====== The records ======
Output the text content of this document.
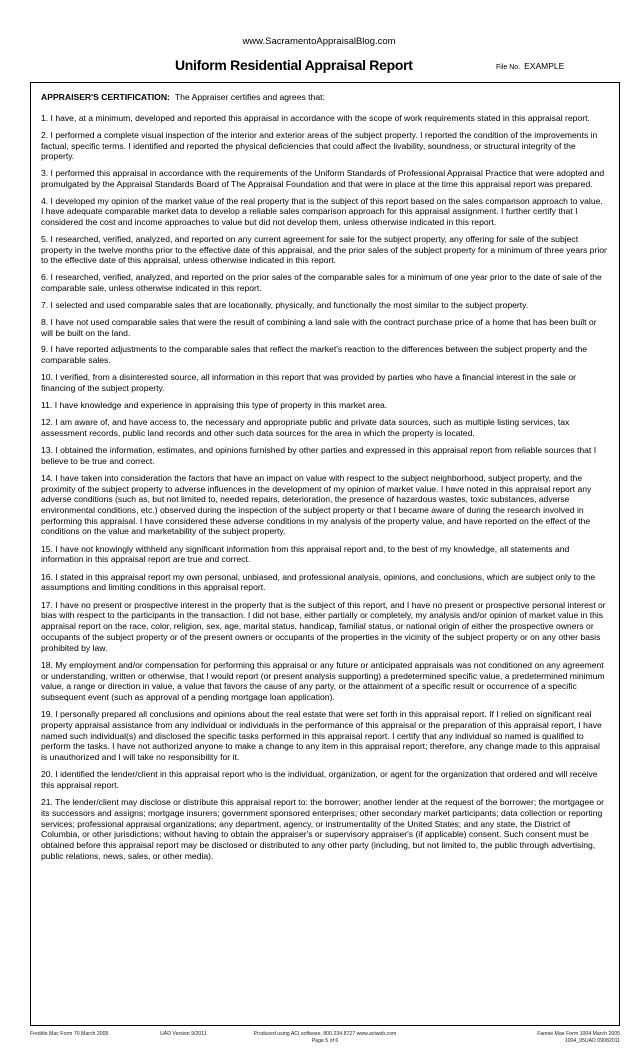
www.SacramentoAppraisalBlog.com
Uniform Residential Appraisal Report	File No. EXAMPLE
APPRAISER'S CERTIFICATION: The Appraiser certifies and agrees that:
1. I have, at a minimum, developed and reported this appraisal in accordance with the scope of work requirements stated in this appraisal report.
2. I performed a complete visual inspection of the interior and exterior areas of the subject property. I reported the condition of the improvements in factual, specific terms. I identified and reported the physical deficiencies that could affect the livability, soundness, or structural integrity of the property.
3. I performed this appraisal in accordance with the requirements of the Uniform Standards of Professional Appraisal Practice that were adopted and promulgated by the Appraisal Standards Board of The Appraisal Foundation and that were in place at the time this appraisal report was prepared.
4. I developed my opinion of the market value of the real property that is the subject of this report based on the sales comparison approach to value. I have adequate comparable market data to develop a reliable sales comparison approach for this appraisal assignment. I further certify that I considered the cost and income approaches to value but did not develop them, unless otherwise indicated in this report.
5. I researched, verified, analyzed, and reported on any current agreement for sale for the subject property, any offering for sale of the subject property in the twelve months prior to the effective date of this appraisal, and the prior sales of the subject property for a minimum of three years prior to the effective date of this appraisal, unless otherwise indicated in this report.
6. I researched, verified, analyzed, and reported on the prior sales of the comparable sales for a minimum of one year prior to the date of sale of the comparable sale, unless otherwise indicated in this report.
7. I selected and used comparable sales that are locationally, physically, and functionally the most similar to the subject property.
8. I have not used comparable sales that were the result of combining a land sale with the contract purchase price of a home that has been built or will be built on the land.
9. I have reported adjustments to the comparable sales that reflect the market's reaction to the differences between the subject property and the comparable sales.
10. I verified, from a disinterested source, all information in this report that was provided by parties who have a financial interest in the sale or financing of the subject property.
11. I have knowledge and experience in appraising this type of property in this market area.
12. I am aware of, and have access to, the necessary and appropriate public and private data sources, such as multiple listing services, tax assessment records, public land records and other such data sources for the area in which the property is located.
13. I obtained the information, estimates, and opinions furnished by other parties and expressed in this appraisal report from reliable sources that I believe to be true and correct.
14. I have taken into consideration the factors that have an impact on value with respect to the subject neighborhood, subject property, and the proximity of the subject property to adverse influences in the development of my opinion of market value. I have noted in this appraisal report any adverse conditions (such as, but not limited to, needed repairs, deterioration, the presence of hazardous wastes, toxic substances, adverse environmental conditions, etc.) observed during the inspection of the subject property or that I became aware of during the research involved in performing this appraisal. I have considered these adverse conditions in my analysis of the property value, and have reported on the effect of the conditions on the value and marketability of the subject property.
15. I have not knowingly withheld any significant information from this appraisal report and, to the best of my knowledge, all statements and information in this appraisal report are true and correct.
16. I stated in this appraisal report my own personal, unbiased, and professional analysis, opinions, and conclusions, which are subject only to the assumptions and limiting conditions in this appraisal report.
17. I have no present or prospective interest in the property that is the subject of this report, and I have no present or prospective personal interest or bias with respect to the participants in the transaction. I did not base, either partially or completely, my analysis and/or opinion of market value in this appraisal report on the race, color, religion, sex, age, marital status, handicap, familial status, or national origin of either the prospective owners or occupants of the subject property or of the present owners or occupants of the properties in the vicinity of the subject property or on any other basis prohibited by law.
18. My employment and/or compensation for performing this appraisal or any future or anticipated appraisals was not conditioned on any agreement or understanding, written or otherwise, that I would report (or present analysis supporting) a predetermined specific value, a predetermined minimum value, a range or direction in value, a value that favors the cause of any party, or the attainment of a specific result or occurrence of a specific subsequent event (such as approval of a pending mortgage loan application).
19. I personally prepared all conclusions and opinions about the real estate that were set forth in this appraisal report. If I relied on significant real property appraisal assistance from any individual or individuals in the performance of this appraisal or the preparation of this appraisal report, I have named such individual(s) and disclosed the specific tasks performed in this appraisal report. I certify that any individual so named is qualified to perform the tasks. I have not authorized anyone to make a change to any item in this appraisal report; therefore, any change made to this appraisal is unauthorized and I will take no responsibility for it.
20. I identified the lender/client in this appraisal report who is the individual, organization, or agent for the organization that ordered and will receive this appraisal report.
21. The lender/client may disclose or distribute this appraisal report to: the borrower; another lender at the request of the borrower; the mortgagee or its successors and assigns; mortgage insurers; government sponsored enterprises; other secondary market participants; data collection or reporting services; professional appraisal organizations; any department, agency, or instrumentality of the United States; and any state, the District of Columbia, or other jurisdictions; without having to obtain the appraiser's or supervisory appraiser's (if applicable) consent. Such consent must be obtained before this appraisal report may be disclosed or distributed to any other party (including, but not limited to, the public through advertising, public relations, news, sales, or other media).
Freddie Mac Form 70 March 2005	UAD Version 9/2011	Produced using ACI software, 800.234.8727 www.aciweb.com
Page 5 of 6
Fannie Mae Form 1004 March 2005
1004_05UAD 09082011
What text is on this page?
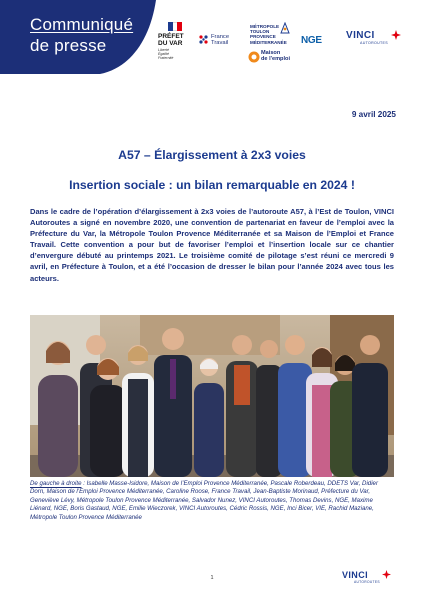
Communiqué
de presse	PRÉFET
DU VAR
Liberté
Égalité
Fraternité
France
Travail
MÉTROPOLE
TOULON
PROVENCE
MÉDITERRANÉE
Maison
de l'emploi
NGE	VINCI
AUTOROUTES
9 avril 2025
A57 – Élargissement à 2x3 voies
Insertion sociale : un bilan remarquable en 2024 !

Dans le cadre de l’opération d’élargissement à 2x3 voies de l’autoroute A57, à l’Est de Toulon, VINCI Autoroutes a signé en novembre 2020, une convention de partenariat en faveur de l’emploi avec la Préfecture du Var, la Métropole Toulon Provence Méditerranée et sa Maison de l’Emploi et France Travail. Cette convention a pour but de favoriser l’emploi et l’insertion locale sur ce chantier d’envergure débuté au printemps 2021. Le troisième comité de pilotage s’est réuni ce mercredi 9 avril, en Préfecture à Toulon, et a été l’occasion de dresser le bilan pour l’année 2024 avec tous les acteurs.

De gauche à droite : Isabelle Masse-Isidore, Maison de l’Emploi Provence Méditerranée, Pascale Roberdeau, DDETS Var, Didier Dorn, Maison de l’Emploi Provence Méditerranée, Caroline Roose, France Travail, Jean-Baptiste Morinaud, Préfecture du Var, Geneviève Lévy, Métropole Toulon Provence Méditerranée, Salvador Nunez, VINCI Autoroutes, Thomas Devins, NGE, Maxime Liénard, NGE, Boris Gastaud, NGE, Emilie Wieczorek, VINCI Autoroutes, Cédric Rossis, NGE, Inci Bicer, VIE, Rachid Maziane, Métropole Toulon Provence Méditerranée

1	VINCI
AUTOROUTES
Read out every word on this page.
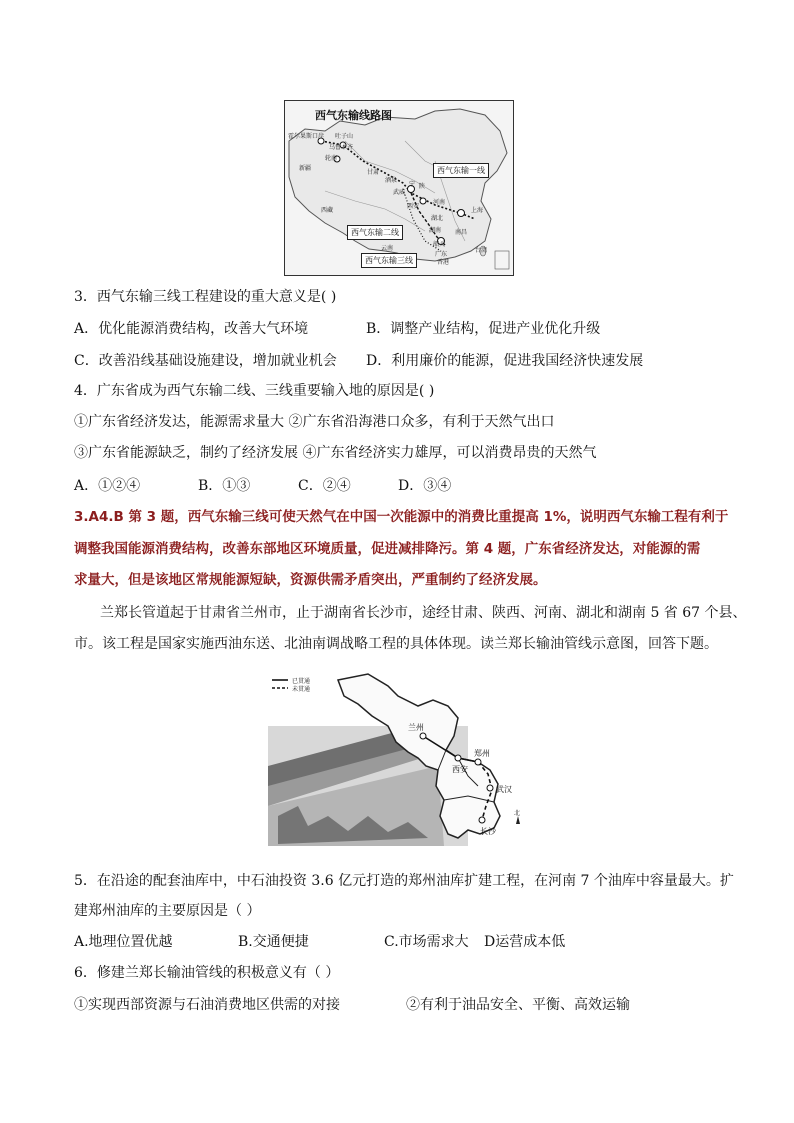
西气东输线路图
霍尔果斯口岸 吐子山
乌鲁木齐
轮南
新疆
甘肃
酒泉
武威
西藏
西安
上海
云南
湖南
广东
香港
台湾
南昌
韶关
宁 陕
河南
湖北
西气东输一线
西气东输二线
西气东输三线
3．西气东输三线工程建设的重大意义是( )
A．优化能源消费结构，改善大气环境	B．调整产业结构，促进产业优化升级
C．改善沿线基础设施建设，增加就业机会 D．利用廉价的能源，促进我国经济快速发展
4．广东省成为西气东输二线、三线重要输入地的原因是( )
①广东省经济发达，能源需求量大 ②广东省沿海港口众多，有利于天然气出口
③广东省能源缺乏，制约了经济发展 ④广东省经济实力雄厚，可以消费昂贵的天然气
A．①②④	B．①③	C．②④	D．③④
3.A4.B 第 3 题，西气东输三线可使天然气在中国一次能源中的消费比重提高 1%，说明西气东输工程有利于
调整我国能源消费结构，改善东部地区环境质量，促进减排降污。第 4 题，广东省经济发达，对能源的需
求量大，但是该地区常规能源短缺，资源供需矛盾突出，严重制约了经济发展。
兰郑长管道起于甘肃省兰州市，止于湖南省长沙市，途经甘肃、陕西、河南、湖北和湖南 5 省 67 个县、
市。该工程是国家实施西油东送、北油南调战略工程的具体体现。读兰郑长输油管线示意图，回答下题。
已贯通
未贯通
兰州
西安
郑州
武汉
长沙
北
5．在沿途的配套油库中，中石油投资 3.6 亿元打造的郑州油库扩建工程，在河南 7 个油库中容量最大。扩
建郑州油库的主要原因是（ ）
A.地理位置优越	B.交通便捷	C.市场需求大 D运营成本低
6．修建兰郑长输油管线的积极意义有（ ）
①实现西部资源与石油消费地区供需的对接	②有利于油品安全、平衡、高效运输
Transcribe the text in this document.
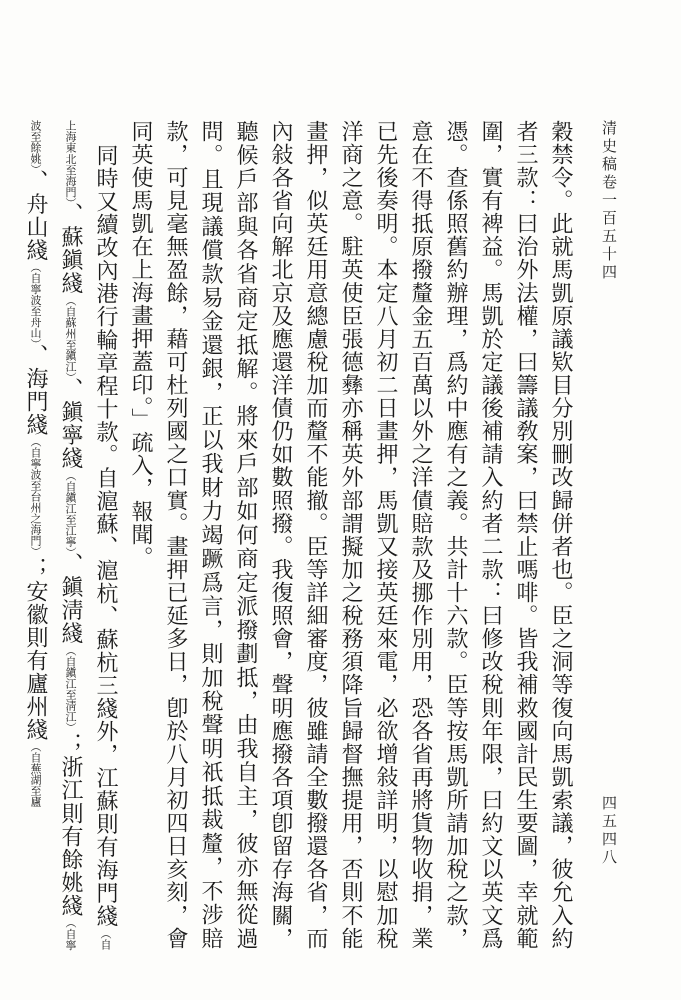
清史稿卷一百五十四
四五四八

穀禁令。此就馬凱原議欵目分別刪改歸併者也。臣之洞等復向馬凱索議，彼允入約者三款：曰治外法權，曰籌議敎案，曰禁止嗎啡。皆我補救國計民生要圖，幸就範圍，實有裨益。馬凱於定議後補請入約者二款：曰修改稅則年限，曰約文以英文爲憑。查係照舊約辦理，爲約中應有之義。共計十六款。臣等按馬凱所請加稅之款，意在不得抵原撥釐金五百萬以外之洋債賠款及挪作別用，恐各省再將貨物收捐，業已先後奏明。本定八月初二日畫押，馬凱又接英廷來電，必欲增敍詳明，以慰加稅洋商之意。駐英使臣張德彝亦稱英外部謂擬加之稅務須降旨歸督撫提用，否則不能畫押，似英廷用意總慮稅加而釐不能撤。臣等詳細審度，彼雖請全數撥還各省，而內敍各省向解北京及應還洋債仍如數照撥。我復照會，聲明應撥各項卽留存海關，聽候戶部與各省商定抵解。將來戶部如何商定派撥劃抵，由我自主，彼亦無從過問。且現議償款易金還銀，正以我財力竭蹶爲言，則加稅聲明祇抵裁釐，不涉賠款，可見毫無盈餘，藉可杜列國之口實。畫押已延多日，卽於八月初四日亥刻，會同英使馬凱在上海畫押蓋印。」疏入，報聞。

同時又續改內港行輪章程十款。自滬蘇、滬杭、蘇杭三綫外，江蘇則有海門綫（自上海東北至海門）、蘇鎭綫（自蘇州至鎭江）、鎭寧綫（自鎭江至江寧）、鎭淸綫（自鎭江至淸江）；浙江則有餘姚綫（自寧波至餘姚）、舟山綫（自寧波至舟山）、海門綫（自寧波至台州之海門）；安徽則有廬州綫（自蕪湖至廬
======
_Given exercise_
Where the line containing "Transcribe the text in this document." appears above, start there and set down each line exactly through the last line of the data; leave out every picture.

_Output of the task_
Transcribe the text in this document.
清史稿卷一百五十四
四五四八

穀禁令。此就馬凱原議欵目分別刪改歸併者也。臣之洞等復向馬凱索議，彼允入約者三款：曰治外法權，曰籌議敎案，曰禁止嗎啡。皆我補救國計民生要圖，幸就範圍，實有裨益。馬凱於定議後補請入約者二款：曰修改稅則年限，曰約文以英文爲憑。查係照舊約辦理，爲約中應有之義。共計十六款。臣等按馬凱所請加稅之款，意在不得抵原撥釐金五百萬以外之洋債賠款及挪作別用，恐各省再將貨物收捐，業已先後奏明。本定八月初二日畫押，馬凱又接英廷來電，必欲增敍詳明，以慰加稅洋商之意。駐英使臣張德彝亦稱英外部謂擬加之稅務須降旨歸督撫提用，否則不能畫押，似英廷用意總慮稅加而釐不能撤。臣等詳細審度，彼雖請全數撥還各省，而內敍各省向解北京及應還洋債仍如數照撥。我復照會，聲明應撥各項卽留存海關，聽候戶部與各省商定抵解。將來戶部如何商定派撥劃抵，由我自主，彼亦無從過問。且現議償款易金還銀，正以我財力竭蹶爲言，則加稅聲明祇抵裁釐，不涉賠款，可見毫無盈餘，藉可杜列國之口實。畫押已延多日，卽於八月初四日亥刻，會同英使馬凱在上海畫押蓋印。」疏入，報聞。

同時又續改內港行輪章程十款。自滬蘇、滬杭、蘇杭三綫外，江蘇則有海門綫（自上海東北至海門）、蘇鎭綫（自蘇州至鎭江）、鎭寧綫（自鎭江至江寧）、鎭淸綫（自鎭江至淸江）；浙江則有餘姚綫（自寧波至餘姚）、舟山綫（自寧波至舟山）、海門綫（自寧波至台州之海門）；安徽則有廬州綫（自蕪湖至廬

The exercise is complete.